Given records:
/---
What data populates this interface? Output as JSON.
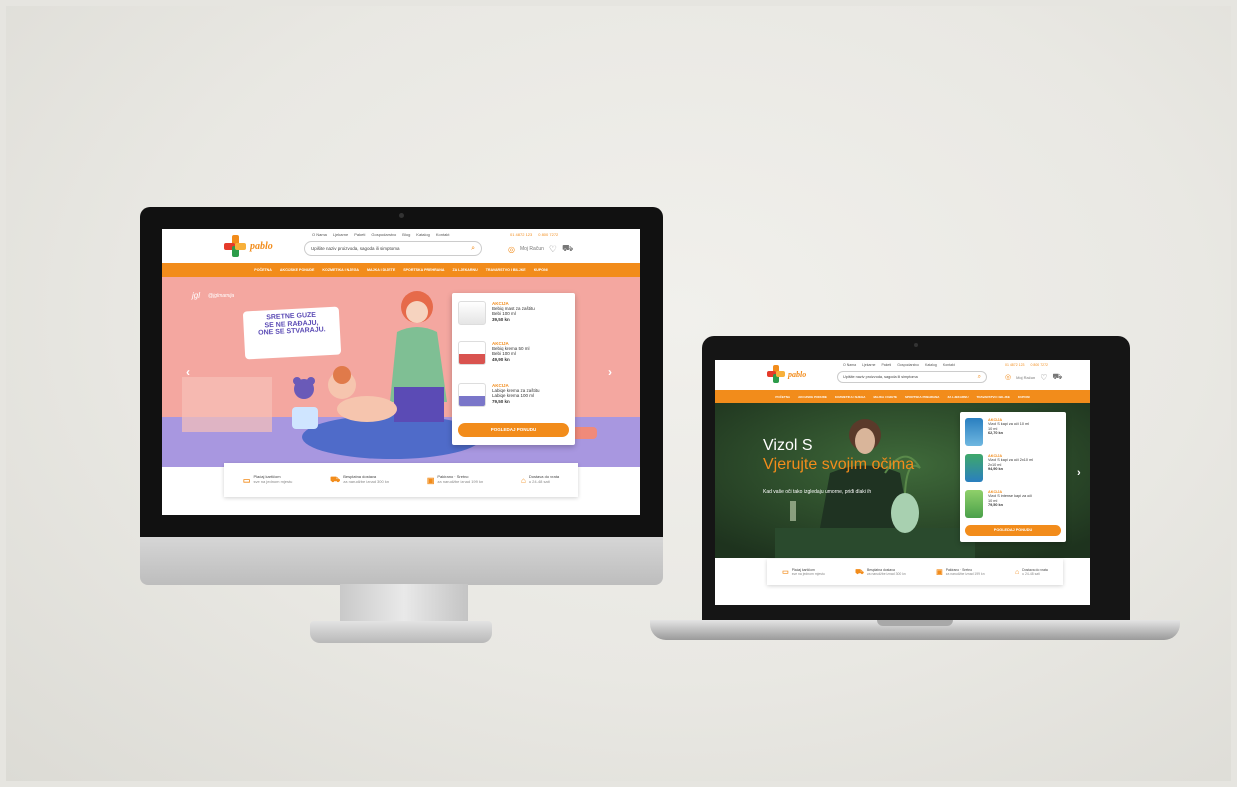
{
  "brand": {
    "logo_text": "pablo",
    "accent": "#f28c1b",
    "cross_colors": [
      "#f28c1b",
      "#e53a2a",
      "#2c9c4a"
    ]
  },
  "desktop": {
    "top_links": [
      "O Nama",
      "Ljekarne",
      "Paketi",
      "Gospodarstvo",
      "Blog",
      "Katalog",
      "Kontakt"
    ],
    "search_placeholder": "Upišite naziv proizvoda, sagoda ili simptoma",
    "search_icon": "search-icon",
    "account_label": "Moj Račun",
    "phones": [
      "01 4872 123",
      "0 800 7272"
    ],
    "nav_items": [
      "POČETNA",
      "AKCIJSKE PONUDE",
      "KOZMETIKA I NJEGA",
      "MAJKA I DIJETE",
      "SPORTSKA PREHRANA",
      "ZA LJEKARNU",
      "TRAVARSTVO I BILJKE",
      "KUPONI"
    ],
    "hero": {
      "brand_logos": [
        "jgl",
        "@jglmamija"
      ],
      "headline": "SRETNE GUZE\nSE NE RAĐAJU,\nONE SE STVARAJU.",
      "bg_color": "#f4a7a0"
    },
    "products": [
      {
        "badge": "AKCIJA",
        "name": "Bebiq mast za zaštitu",
        "size": "Bebi 100 ml",
        "price": "39,50 kn"
      },
      {
        "badge": "AKCIJA",
        "name": "Bebiq krema 50 ml",
        "size": "Bebi 100 ml",
        "price": "49,90 kn"
      },
      {
        "badge": "AKCIJA",
        "name": "Labiqe krema za zaštitu",
        "size": "Labiqe krema 100 ml",
        "price": "79,50 kn"
      }
    ],
    "cta_label": "POGLEDAJ PONUDU",
    "features": [
      {
        "title": "Plaćaj kartičom",
        "sub": "sve na jednom mjestu",
        "icon": "card-icon"
      },
      {
        "title": "Besplatna dostava",
        "sub": "za narudžbe iznad 300 kn",
        "icon": "truck-icon"
      },
      {
        "title": "Pakirano · Sretno",
        "sub": "za narudžbe iznad 199 kn",
        "icon": "gift-icon"
      },
      {
        "title": "Dostava do vrata",
        "sub": "u 24-48 sati",
        "icon": "home-icon"
      }
    ]
  },
  "laptop": {
    "top_links": [
      "O Nama",
      "Ljekarne",
      "Paketi",
      "Gospodarstvo",
      "Katalog",
      "Kontakt"
    ],
    "search_placeholder": "Upišite naziv proizvoda, sagoda ili simptoma",
    "account_label": "Moj Račun",
    "phones": [
      "01 4872 123",
      "0 800 7272"
    ],
    "nav_items": [
      "POČETNA",
      "AKCIJSKE PONUDE",
      "KOZMETIKA I NJEGA",
      "MAJKA I DIJETE",
      "SPORTSKA PREHRANA",
      "ZA LJEKARNU",
      "TRAVARSTVO I BILJKE",
      "KUPONI"
    ],
    "hero": {
      "title": "Vizol S",
      "subtitle": "Vjerujte svojim očima",
      "tagline": "Kad vaše oči tako izgledaju umorne, priđi dlaki ih",
      "bg_color": "#2d4a2c"
    },
    "products": [
      {
        "badge": "AKCIJA",
        "name": "Vizol S kapi za oči 10 ml",
        "size": "10 ml",
        "price": "62,70 kn"
      },
      {
        "badge": "AKCIJA",
        "name": "Vizol S kapi za oči 2x10 ml",
        "size": "2x10 ml",
        "price": "94,90 kn"
      },
      {
        "badge": "AKCIJA",
        "name": "Vizol S intense kapi za oči",
        "size": "10 ml",
        "price": "79,50 kn"
      }
    ],
    "cta_label": "POGLEDAJ PONUDU",
    "features": [
      {
        "title": "Plaćaj kartičom",
        "sub": "sve na jednom mjestu",
        "icon": "card-icon"
      },
      {
        "title": "Besplatna dostava",
        "sub": "za narudžbe iznad 300 kn",
        "icon": "truck-icon"
      },
      {
        "title": "Pakirano · Sretno",
        "sub": "za narudžbe iznad 199 kn",
        "icon": "gift-icon"
      },
      {
        "title": "Dostava do vrata",
        "sub": "u 24-48 sati",
        "icon": "home-icon"
      }
    ]
  }
}
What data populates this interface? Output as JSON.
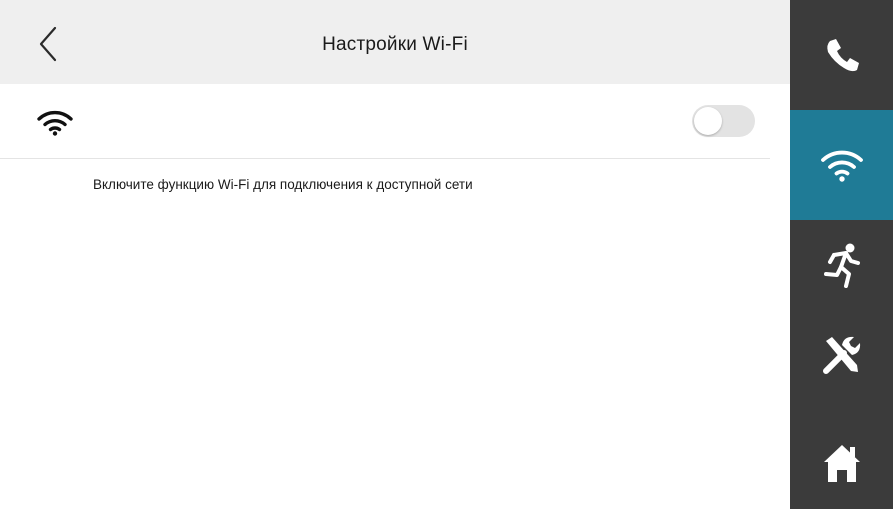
{
  "header": {
    "title": "Настройки Wi-Fi",
    "back_icon": "chevron-left-icon"
  },
  "wifi": {
    "row_icon": "wifi-icon",
    "toggle_enabled": false
  },
  "hint": {
    "text": "Включите функцию Wi-Fi для подключения к доступной сети"
  },
  "sidebar": {
    "items": [
      {
        "icon": "phone-icon",
        "active": false
      },
      {
        "icon": "wifi-icon",
        "active": true
      },
      {
        "icon": "running-person-icon",
        "active": false
      },
      {
        "icon": "tools-icon",
        "active": false
      },
      {
        "icon": "home-icon",
        "active": false
      }
    ]
  },
  "colors": {
    "sidebar_bg": "#3b3b3b",
    "sidebar_active": "#1f7b96",
    "header_bg": "#efefef",
    "toggle_off": "#e3e3e3"
  }
}
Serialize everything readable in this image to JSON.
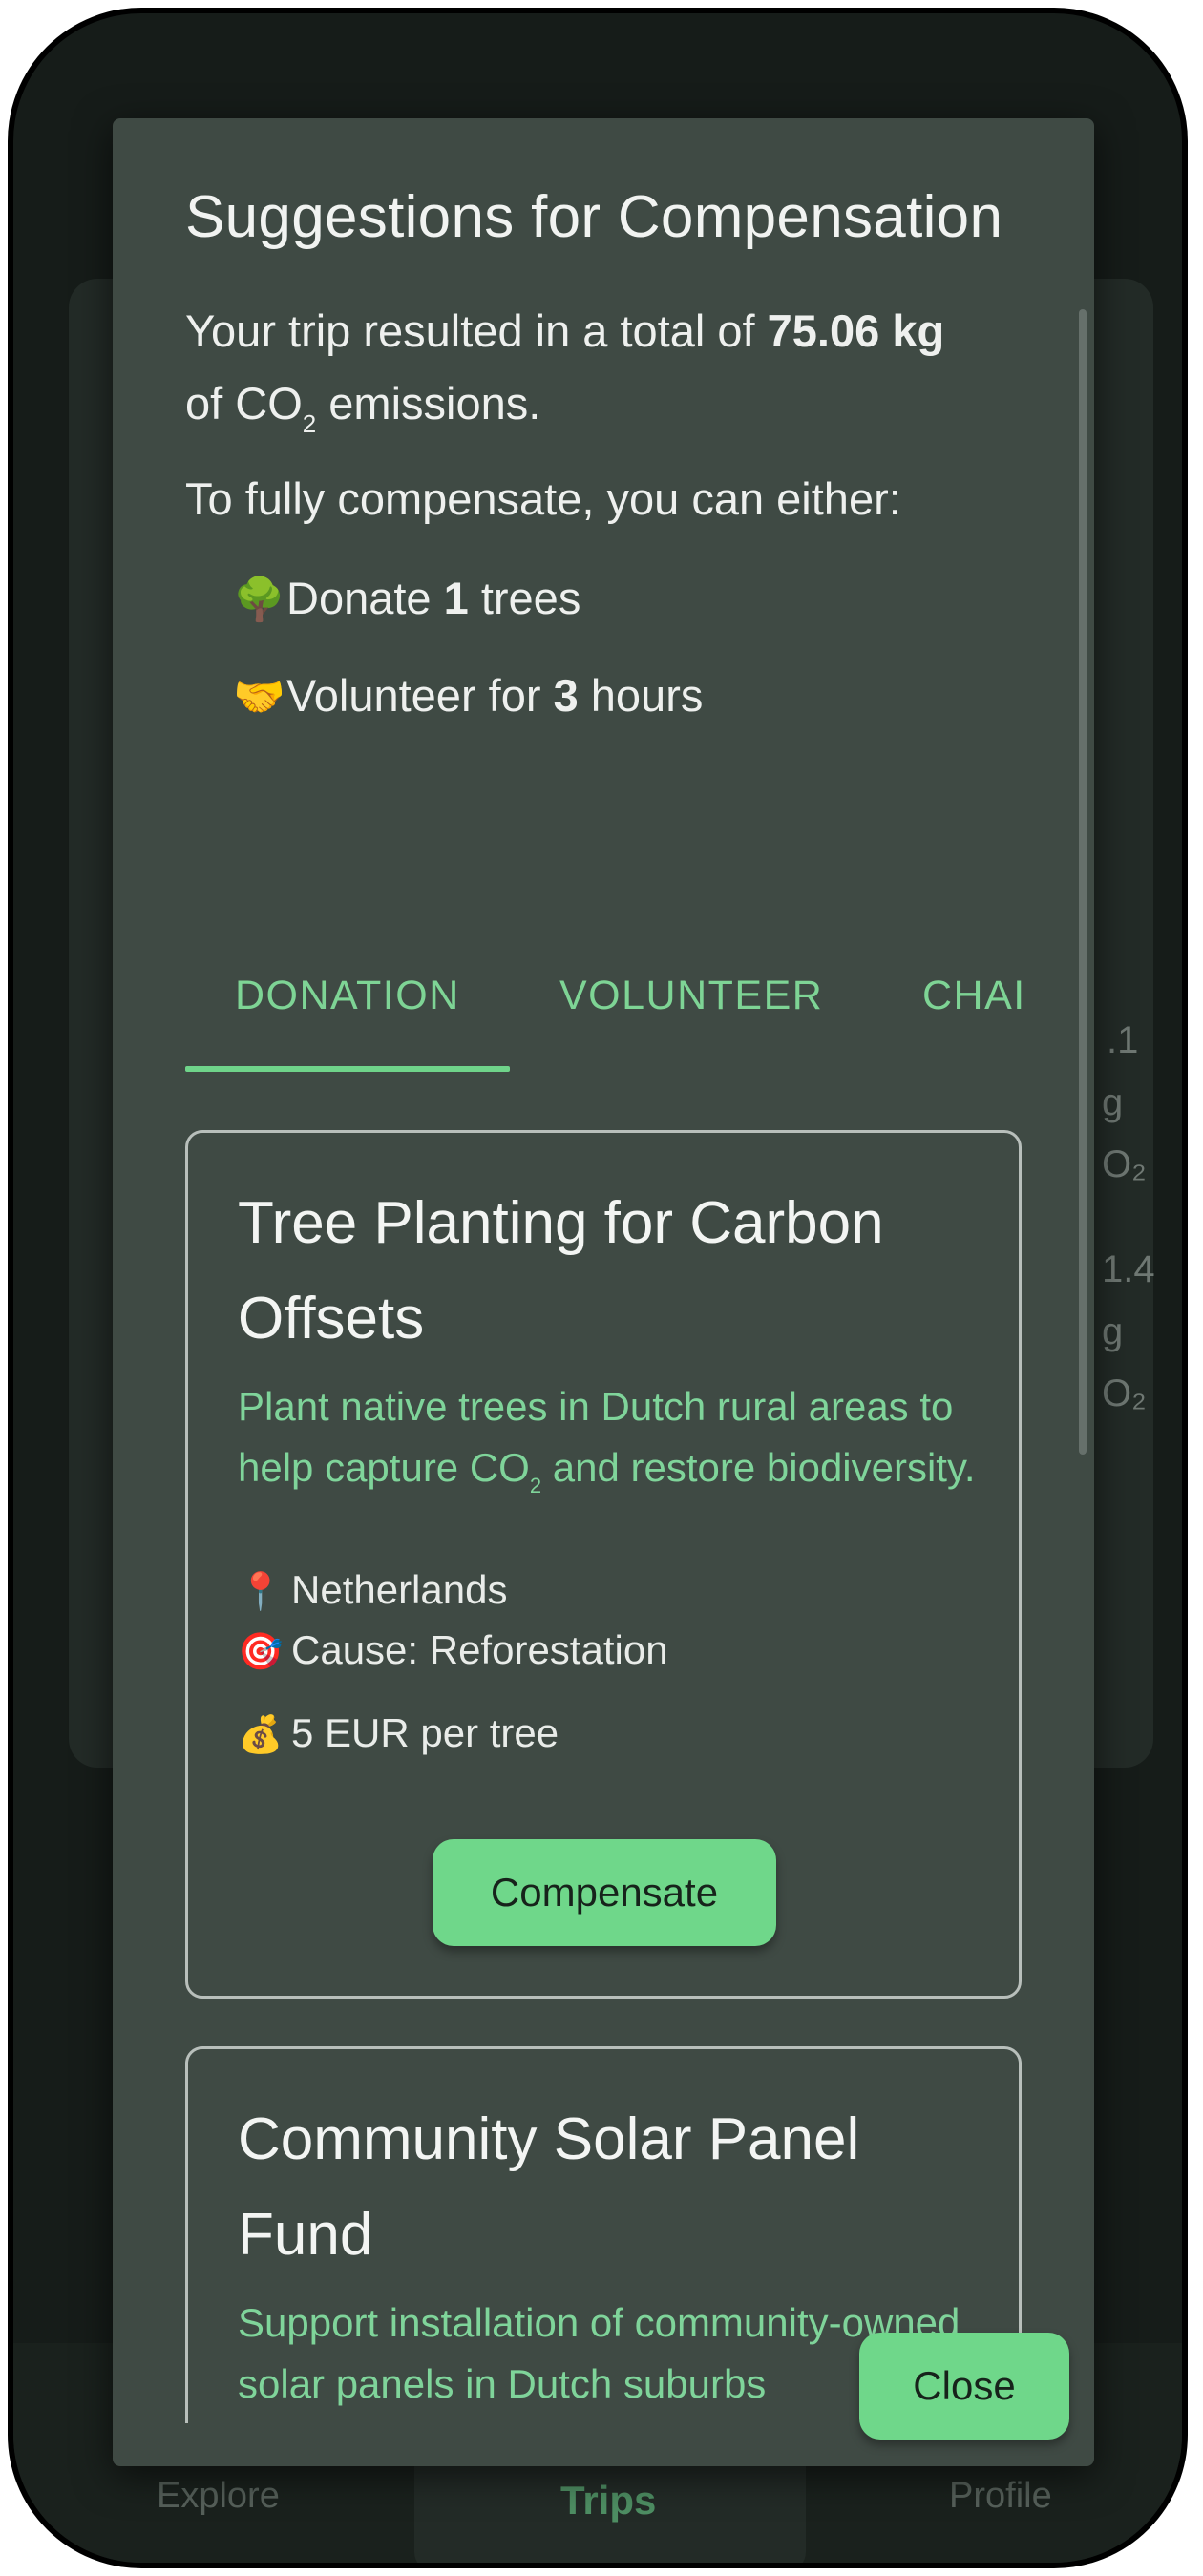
\---
Repeat each entry exactly. Pictures do not belong in the copy.

Solution:
What data populates this interface? Output as JSON.
{
  "brand": {
    "logo_text": "pablo",
    "accent": "#f28c1b",
    "cross_colors": [
      "#f28c1b",
      "#e53a2a",
      "#2c9c4a"
    ]
  },
  "desktop": {
    "top_links": [
      "O Nama",
      "Ljekarne",
      "Paketi",
      "Gospodarstvo",
      "Blog",
      "Katalog",
      "Kontakt"
    ],
    "search_placeholder": "Upišite naziv proizvoda, sagoda ili simptoma",
    "search_icon": "search-icon",
    "account_label": "Moj Račun",
    "phones": [
      "01 4872 123",
      "0 800 7272"
    ],
    "nav_items": [
      "POČETNA",
      "AKCIJSKE PONUDE",
      "KOZMETIKA I NJEGA",
      "MAJKA I DIJETE",
      "SPORTSKA PREHRANA",
      "ZA LJEKARNU",
      "TRAVARSTVO I BILJKE",
      "KUPONI"
    ],
    "hero": {
      "brand_logos": [
        "jgl",
        "@jglmamija"
      ],
      "headline": "SRETNE GUZE\nSE NE RAĐAJU,\nONE SE STVARAJU.",
      "bg_color": "#f4a7a0"
    },
    "products": [
      {
        "badge": "AKCIJA",
        "name": "Bebiq mast za zaštitu",
        "size": "Bebi 100 ml",
        "price": "39,50 kn"
      },
      {
        "badge": "AKCIJA",
        "name": "Bebiq krema 50 ml",
        "size": "Bebi 100 ml",
        "price": "49,90 kn"
      },
      {
        "badge": "AKCIJA",
        "name": "Labiqe krema za zaštitu",
        "size": "Labiqe krema 100 ml",
        "price": "79,50 kn"
      }
    ],
    "cta_label": "POGLEDAJ PONUDU",
    "features": [
      {
        "title": "Plaćaj kartičom",
        "sub": "sve na jednom mjestu",
        "icon": "card-icon"
      },
      {
        "title": "Besplatna dostava",
        "sub": "za narudžbe iznad 300 kn",
        "icon": "truck-icon"
      },
      {
        "title": "Pakirano · Sretno",
        "sub": "za narudžbe iznad 199 kn",
        "icon": "gift-icon"
      },
      {
        "title": "Dostava do vrata",
        "sub": "u 24-48 sati",
        "icon": "home-icon"
      }
    ]
  },
  "laptop": {
    "top_links": [
      "O Nama",
      "Ljekarne",
      "Paketi",
      "Gospodarstvo",
      "Katalog",
      "Kontakt"
    ],
    "search_placeholder": "Upišite naziv proizvoda, sagoda ili simptoma",
    "account_label": "Moj Račun",
    "phones": [
      "01 4872 123",
      "0 800 7272"
    ],
    "nav_items": [
      "POČETNA",
      "AKCIJSKE PONUDE",
      "KOZMETIKA I NJEGA",
      "MAJKA I DIJETE",
      "SPORTSKA PREHRANA",
      "ZA LJEKARNU",
      "TRAVARSTVO I BILJKE",
      "KUPONI"
    ],
    "hero": {
      "title": "Vizol S",
      "subtitle": "Vjerujte svojim očima",
      "tagline": "Kad vaše oči tako izgledaju umorne, priđi dlaki ih",
      "bg_color": "#2d4a2c"
    },
    "products": [
      {
        "badge": "AKCIJA",
        "name": "Vizol S kapi za oči 10 ml",
        "size": "10 ml",
        "price": "62,70 kn"
      },
      {
        "badge": "AKCIJA",
        "name": "Vizol S kapi za oči 2x10 ml",
        "size": "2x10 ml",
        "price": "94,90 kn"
      },
      {
        "badge": "AKCIJA",
        "name": "Vizol S intense kapi za oči",
        "size": "10 ml",
        "price": "79,50 kn"
      }
    ],
    "cta_label": "POGLEDAJ PONUDU",
    "features": [
      {
        "title": "Plaćaj kartičom",
        "sub": "sve na jednom mjestu",
        "icon": "card-icon"
      },
      {
        "title": "Besplatna dostava",
        "sub": "za narudžbe iznad 300 kn",
        "icon": "truck-icon"
      },
      {
        "title": "Pakirano · Sretno",
        "sub": "za narudžbe iznad 199 kn",
        "icon": "gift-icon"
      },
      {
        "title": "Dostava do vrata",
        "sub": "u 24-48 sati",
        "icon": "home-icon"
      }
    ]
  }
}
What data populates this interface? Output as JSON.
{
  "header": {
    "title": "Настройки Wi-Fi",
    "back_icon": "chevron-left-icon"
  },
  "wifi": {
    "row_icon": "wifi-icon",
    "toggle_enabled": false
  },
  "hint": {
    "text": "Включите функцию Wi-Fi для подключения к доступной сети"
  },
  "sidebar": {
    "items": [
      {
        "icon": "phone-icon",
        "active": false
      },
      {
        "icon": "wifi-icon",
        "active": true
      },
      {
        "icon": "running-person-icon",
        "active": false
      },
      {
        "icon": "tools-icon",
        "active": false
      },
      {
        "icon": "home-icon",
        "active": false
      }
    ]
  },
  "colors": {
    "sidebar_bg": "#3b3b3b",
    "sidebar_active": "#1f7b96",
    "header_bg": "#efefef",
    "toggle_off": "#e3e3e3"
  }
}
Serialize everything readable in this image to JSON.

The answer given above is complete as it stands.